Given information →
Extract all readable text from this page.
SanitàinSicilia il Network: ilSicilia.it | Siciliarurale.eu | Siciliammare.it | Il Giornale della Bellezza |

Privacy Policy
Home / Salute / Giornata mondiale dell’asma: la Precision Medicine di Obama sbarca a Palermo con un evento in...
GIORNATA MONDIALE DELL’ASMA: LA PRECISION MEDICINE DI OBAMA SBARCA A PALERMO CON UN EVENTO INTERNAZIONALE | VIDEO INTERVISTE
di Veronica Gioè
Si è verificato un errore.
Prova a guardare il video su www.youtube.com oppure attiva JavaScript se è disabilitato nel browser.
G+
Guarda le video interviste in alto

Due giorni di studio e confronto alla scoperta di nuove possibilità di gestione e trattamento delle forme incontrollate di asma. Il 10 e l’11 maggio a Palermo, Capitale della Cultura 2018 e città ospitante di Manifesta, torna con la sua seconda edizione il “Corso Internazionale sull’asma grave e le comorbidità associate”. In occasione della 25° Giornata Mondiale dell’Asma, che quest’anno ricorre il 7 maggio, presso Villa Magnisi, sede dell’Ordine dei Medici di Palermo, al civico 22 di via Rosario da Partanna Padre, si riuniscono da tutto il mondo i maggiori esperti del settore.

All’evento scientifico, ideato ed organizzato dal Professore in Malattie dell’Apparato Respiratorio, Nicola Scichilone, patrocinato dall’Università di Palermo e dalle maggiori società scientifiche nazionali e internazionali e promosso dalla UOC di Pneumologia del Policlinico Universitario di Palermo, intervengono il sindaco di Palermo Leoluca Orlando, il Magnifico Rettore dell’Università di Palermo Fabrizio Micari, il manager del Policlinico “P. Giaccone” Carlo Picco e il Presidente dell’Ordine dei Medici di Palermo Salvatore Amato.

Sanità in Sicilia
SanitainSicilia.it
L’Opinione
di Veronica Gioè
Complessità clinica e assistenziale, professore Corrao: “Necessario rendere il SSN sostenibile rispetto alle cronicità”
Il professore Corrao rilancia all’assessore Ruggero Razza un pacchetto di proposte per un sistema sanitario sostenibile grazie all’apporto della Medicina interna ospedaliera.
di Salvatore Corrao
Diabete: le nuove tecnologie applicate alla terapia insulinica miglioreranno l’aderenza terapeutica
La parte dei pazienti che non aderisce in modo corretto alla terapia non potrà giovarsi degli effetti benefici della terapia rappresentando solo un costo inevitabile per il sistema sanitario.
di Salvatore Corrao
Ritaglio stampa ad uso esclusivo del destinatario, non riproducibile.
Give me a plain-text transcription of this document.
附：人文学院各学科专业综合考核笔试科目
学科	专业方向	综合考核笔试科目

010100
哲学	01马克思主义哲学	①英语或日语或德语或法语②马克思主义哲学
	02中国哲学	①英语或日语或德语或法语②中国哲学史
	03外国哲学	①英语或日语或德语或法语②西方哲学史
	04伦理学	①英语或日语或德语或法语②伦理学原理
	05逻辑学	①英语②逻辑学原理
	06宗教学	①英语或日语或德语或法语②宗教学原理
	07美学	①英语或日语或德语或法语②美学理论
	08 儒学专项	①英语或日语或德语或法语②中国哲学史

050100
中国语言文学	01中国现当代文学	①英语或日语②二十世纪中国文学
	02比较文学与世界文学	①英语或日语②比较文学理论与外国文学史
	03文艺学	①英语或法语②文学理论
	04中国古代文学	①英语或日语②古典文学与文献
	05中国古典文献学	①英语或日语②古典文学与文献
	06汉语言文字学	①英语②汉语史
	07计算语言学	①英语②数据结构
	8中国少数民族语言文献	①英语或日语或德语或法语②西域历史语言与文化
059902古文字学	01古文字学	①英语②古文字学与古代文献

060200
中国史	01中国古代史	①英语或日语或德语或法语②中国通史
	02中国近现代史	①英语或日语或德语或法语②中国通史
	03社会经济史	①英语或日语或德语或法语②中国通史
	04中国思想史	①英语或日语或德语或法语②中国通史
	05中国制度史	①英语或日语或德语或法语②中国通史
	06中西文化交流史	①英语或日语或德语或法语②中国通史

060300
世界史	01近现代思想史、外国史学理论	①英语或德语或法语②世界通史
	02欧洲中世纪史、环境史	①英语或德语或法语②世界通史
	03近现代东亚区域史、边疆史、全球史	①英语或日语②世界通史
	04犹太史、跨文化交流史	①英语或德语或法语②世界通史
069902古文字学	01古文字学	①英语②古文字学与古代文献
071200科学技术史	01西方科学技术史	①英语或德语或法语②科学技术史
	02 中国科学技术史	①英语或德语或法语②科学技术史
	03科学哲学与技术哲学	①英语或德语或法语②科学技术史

Work instructions →
Check each line above for "①英语②古文字学与古代文献" and return the ones that have it.

Exercise result →
059902古文字学	01古文字学	①英语②古文字学与古代文献
069902古文字学	01古文字学	①英语②古文字学与古代文献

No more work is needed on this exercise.